***** Extracted data

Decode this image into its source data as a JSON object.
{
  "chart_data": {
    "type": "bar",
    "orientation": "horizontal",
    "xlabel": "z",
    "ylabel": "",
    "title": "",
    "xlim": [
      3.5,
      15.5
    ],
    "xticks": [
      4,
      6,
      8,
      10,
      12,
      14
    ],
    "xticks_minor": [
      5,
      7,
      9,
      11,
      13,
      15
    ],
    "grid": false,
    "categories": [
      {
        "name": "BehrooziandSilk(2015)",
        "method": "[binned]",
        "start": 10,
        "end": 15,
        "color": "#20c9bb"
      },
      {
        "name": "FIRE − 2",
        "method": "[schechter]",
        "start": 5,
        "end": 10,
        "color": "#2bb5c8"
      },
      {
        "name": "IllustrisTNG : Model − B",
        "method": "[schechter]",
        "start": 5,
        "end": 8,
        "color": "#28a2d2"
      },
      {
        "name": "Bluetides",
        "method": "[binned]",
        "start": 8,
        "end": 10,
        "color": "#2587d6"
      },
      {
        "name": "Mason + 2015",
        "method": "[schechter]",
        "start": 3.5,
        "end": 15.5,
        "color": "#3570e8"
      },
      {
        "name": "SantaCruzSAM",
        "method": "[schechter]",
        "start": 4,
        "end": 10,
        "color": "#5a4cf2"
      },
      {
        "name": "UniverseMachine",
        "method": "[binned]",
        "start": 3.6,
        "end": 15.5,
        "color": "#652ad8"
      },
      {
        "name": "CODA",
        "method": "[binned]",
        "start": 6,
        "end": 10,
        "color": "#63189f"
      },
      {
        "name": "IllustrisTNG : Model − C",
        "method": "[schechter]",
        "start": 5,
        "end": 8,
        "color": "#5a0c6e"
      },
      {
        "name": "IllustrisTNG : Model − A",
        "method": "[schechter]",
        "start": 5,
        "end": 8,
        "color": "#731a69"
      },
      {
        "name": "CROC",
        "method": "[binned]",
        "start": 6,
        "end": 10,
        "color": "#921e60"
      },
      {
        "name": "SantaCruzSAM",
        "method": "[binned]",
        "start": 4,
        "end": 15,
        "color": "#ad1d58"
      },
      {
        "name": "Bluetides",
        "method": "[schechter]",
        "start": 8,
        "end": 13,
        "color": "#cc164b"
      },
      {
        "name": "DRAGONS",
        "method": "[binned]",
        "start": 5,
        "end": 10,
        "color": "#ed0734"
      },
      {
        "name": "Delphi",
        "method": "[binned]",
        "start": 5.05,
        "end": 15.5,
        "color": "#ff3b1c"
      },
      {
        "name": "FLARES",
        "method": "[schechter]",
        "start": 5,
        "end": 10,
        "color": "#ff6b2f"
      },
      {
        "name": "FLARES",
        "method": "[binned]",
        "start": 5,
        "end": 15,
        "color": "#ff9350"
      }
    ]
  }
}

**********

> **Given problem**
Reproduce the entries above in full, verbatim.

> **Correct answer**
Decode this image into its source data as a JSON object.
{
  "chart_data": {
    "type": "bar",
    "orientation": "horizontal",
    "xlabel": "z",
    "ylabel": "",
    "title": "",
    "xlim": [
      3.5,
      15.5
    ],
    "xticks": [
      4,
      6,
      8,
      10,
      12,
      14
    ],
    "xticks_minor": [
      5,
      7,
      9,
      11,
      13,
      15
    ],
    "grid": false,
    "categories": [
      {
        "name": "BehrooziandSilk(2015)",
        "method": "[binned]",
        "start": 10,
        "end": 15,
        "color": "#20c9bb"
      },
      {
        "name": "FIRE − 2",
        "method": "[schechter]",
        "start": 5,
        "end": 10,
        "color": "#2bb5c8"
      },
      {
        "name": "IllustrisTNG : Model − B",
        "method": "[schechter]",
        "start": 5,
        "end": 8,
        "color": "#28a2d2"
      },
      {
        "name": "Bluetides",
        "method": "[binned]",
        "start": 8,
        "end": 10,
        "color": "#2587d6"
      },
      {
        "name": "Mason + 2015",
        "method": "[schechter]",
        "start": 3.5,
        "end": 15.5,
        "color": "#3570e8"
      },
      {
        "name": "SantaCruzSAM",
        "method": "[schechter]",
        "start": 4,
        "end": 10,
        "color": "#5a4cf2"
      },
      {
        "name": "UniverseMachine",
        "method": "[binned]",
        "start": 3.6,
        "end": 15.5,
        "color": "#652ad8"
      },
      {
        "name": "CODA",
        "method": "[binned]",
        "start": 6,
        "end": 10,
        "color": "#63189f"
      },
      {
        "name": "IllustrisTNG : Model − C",
        "method": "[schechter]",
        "start": 5,
        "end": 8,
        "color": "#5a0c6e"
      },
      {
        "name": "IllustrisTNG : Model − A",
        "method": "[schechter]",
        "start": 5,
        "end": 8,
        "color": "#731a69"
      },
      {
        "name": "CROC",
        "method": "[binned]",
        "start": 6,
        "end": 10,
        "color": "#921e60"
      },
      {
        "name": "SantaCruzSAM",
        "method": "[binned]",
        "start": 4,
        "end": 15,
        "color": "#ad1d58"
      },
      {
        "name": "Bluetides",
        "method": "[schechter]",
        "start": 8,
        "end": 13,
        "color": "#cc164b"
      },
      {
        "name": "DRAGONS",
        "method": "[binned]",
        "start": 5,
        "end": 10,
        "color": "#ed0734"
      },
      {
        "name": "Delphi",
        "method": "[binned]",
        "start": 5.05,
        "end": 15.5,
        "color": "#ff3b1c"
      },
      {
        "name": "FLARES",
        "method": "[schechter]",
        "start": 5,
        "end": 10,
        "color": "#ff6b2f"
      },
      {
        "name": "FLARES",
        "method": "[binned]",
        "start": 5,
        "end": 15,
        "color": "#ff9350"
      }
    ]
  }
}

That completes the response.